--- BEGIN Data supplied ---

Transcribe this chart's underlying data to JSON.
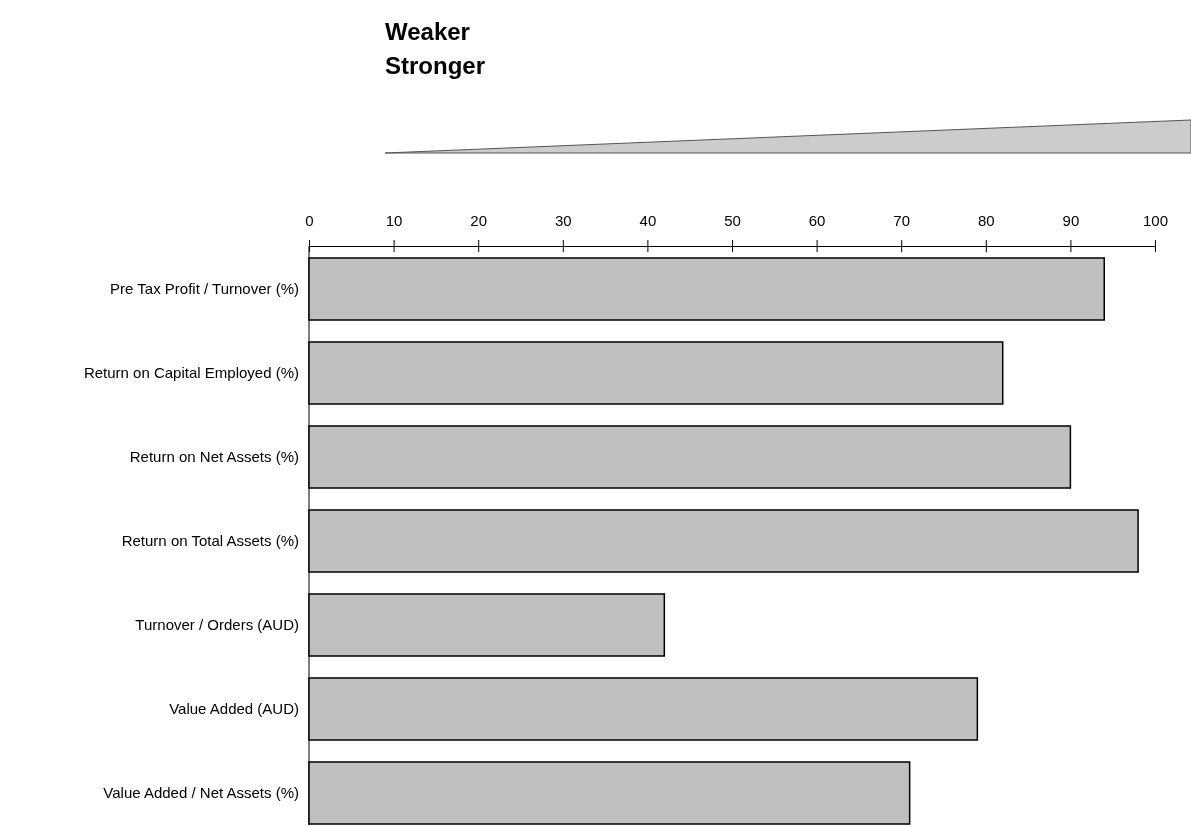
{
  "chart_data": {
    "type": "bar",
    "orientation": "horizontal",
    "title": "Weaker",
    "subtitle": "Stronger",
    "categories": [
      "Pre Tax Profit / Turnover (%)",
      "Return on Capital Employed (%)",
      "Return on Net Assets (%)",
      "Return on Total Assets (%)",
      "Turnover / Orders (AUD)",
      "Value Added (AUD)",
      "Value Added / Net Assets (%)"
    ],
    "values": [
      94,
      82,
      90,
      98,
      42,
      79,
      71
    ],
    "color": "#c0c0c0",
    "xlim": [
      0,
      100
    ],
    "xticks": [
      0,
      10,
      20,
      30,
      40,
      50,
      60,
      70,
      80,
      90,
      100
    ],
    "grid": false
  }
}
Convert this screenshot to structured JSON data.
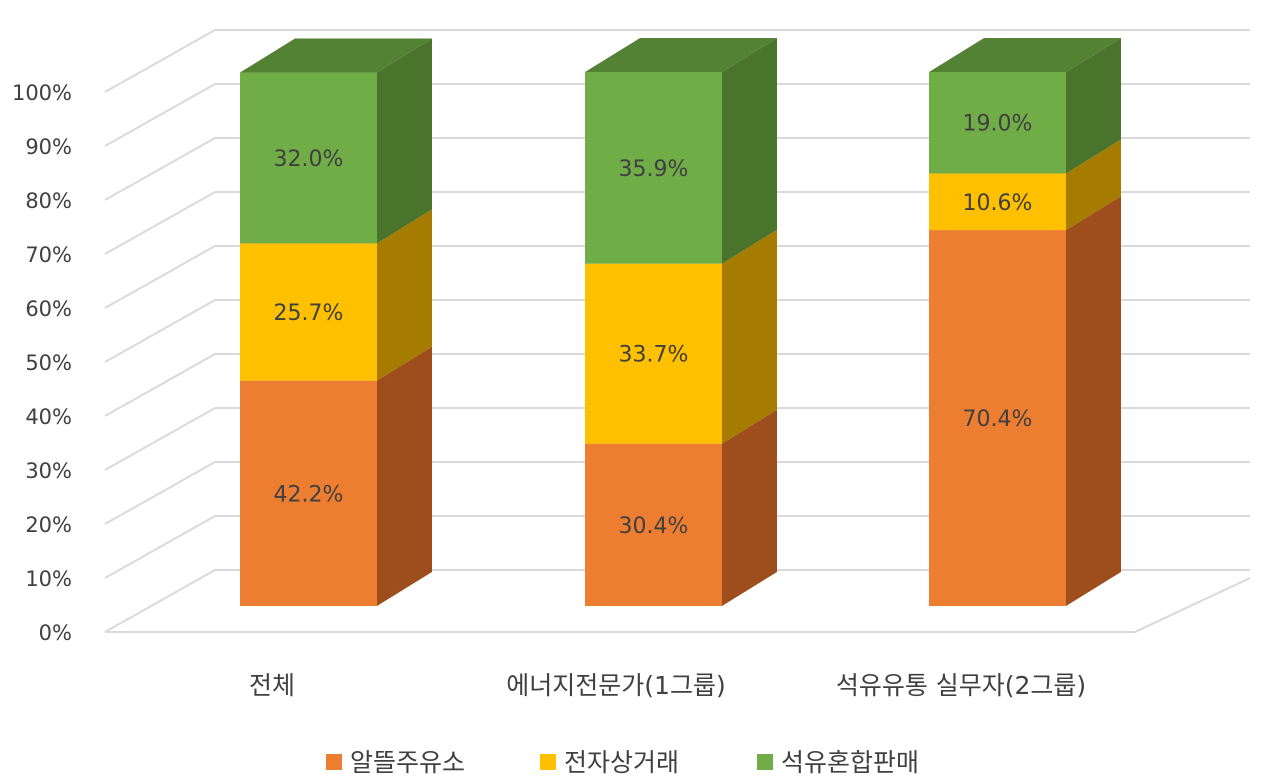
{
  "chart_data": {
    "type": "bar",
    "stacked": true,
    "percent_stacked": true,
    "three_d": true,
    "categories": [
      "전체",
      "에너지전문가(1그룹)",
      "석유유통 실무자(2그룹)"
    ],
    "series": [
      {
        "name": "알뜰주유소",
        "values": [
          42.2,
          30.4,
          70.4
        ],
        "labels": [
          "42.2%",
          "30.4%",
          "70.4%"
        ],
        "color": "#ED7D31",
        "side_color": "#9E4E1C",
        "top_color": "#F0A067"
      },
      {
        "name": "전자상거래",
        "values": [
          25.7,
          33.7,
          10.6
        ],
        "labels": [
          "25.7%",
          "33.7%",
          "10.6%"
        ],
        "color": "#FFC000",
        "side_color": "#A67C00",
        "top_color": "#FFD24D"
      },
      {
        "name": "석유혼합판매",
        "values": [
          32.0,
          35.9,
          19.0
        ],
        "labels": [
          "32.0%",
          "35.9%",
          "19.0%"
        ],
        "color": "#70AD47",
        "side_color": "#4A732C",
        "top_color": "#548235"
      }
    ],
    "y_ticks": [
      "0%",
      "10%",
      "20%",
      "30%",
      "40%",
      "50%",
      "60%",
      "70%",
      "80%",
      "90%",
      "100%"
    ],
    "ylim": [
      0,
      100
    ],
    "grid": true,
    "gridline_color": "#D9D9D9",
    "legend_position": "bottom"
  }
}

--- END Data supplied ---

• **Task to carry out**
Gather each line of the records holding the string "true".

• **Response for this exercise**
    "stacked": true,
    "percent_stacked": true,
    "three_d": true,
    "grid": true,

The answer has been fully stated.